Exercise: Look through the data below. Collect every line where the word "conversations" occurs.

Material supplied:
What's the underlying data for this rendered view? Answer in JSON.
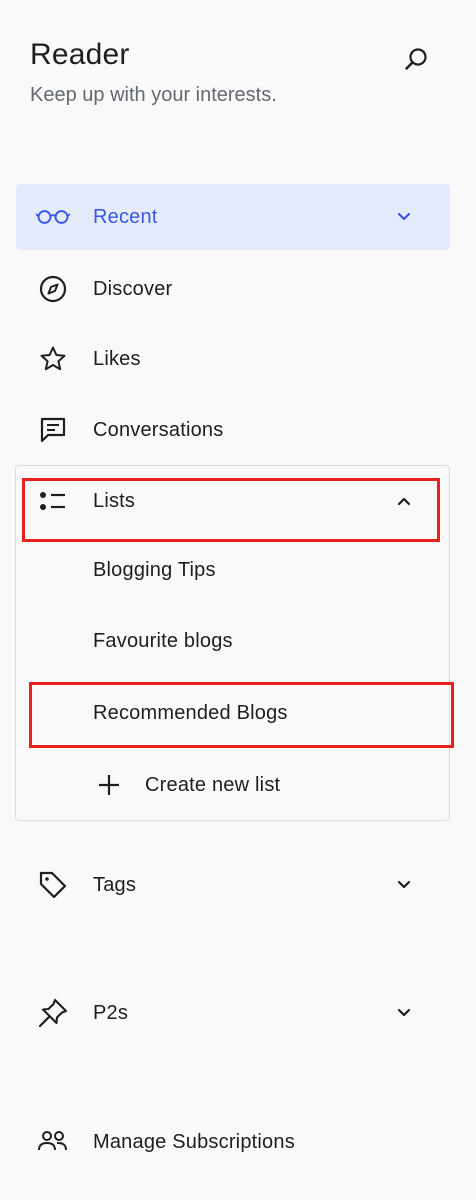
{
  "header": {
    "title": "Reader",
    "subtitle": "Keep up with your interests."
  },
  "nav": {
    "recent": "Recent",
    "discover": "Discover",
    "likes": "Likes",
    "conversations": "Conversations",
    "lists": "Lists",
    "tags": "Tags",
    "p2s": "P2s",
    "manage_subscriptions": "Manage Subscriptions"
  },
  "lists": {
    "items": [
      "Blogging Tips",
      "Favourite blogs",
      "Recommended Blogs"
    ],
    "create_label": "Create new list"
  },
  "colors": {
    "accent": "#3858e9",
    "active_bg": "#e5ebfd",
    "highlight": "#e8201e"
  },
  "icons": {
    "search": "search-icon",
    "recent": "glasses-icon",
    "discover": "compass-icon",
    "likes": "star-icon",
    "conversations": "comment-icon",
    "lists": "list-icon",
    "tags": "tag-icon",
    "p2s": "pin-icon",
    "manage_subscriptions": "people-icon"
  }
}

Final result:
    "conversations": "Conversations",
    "conversations": "comment-icon",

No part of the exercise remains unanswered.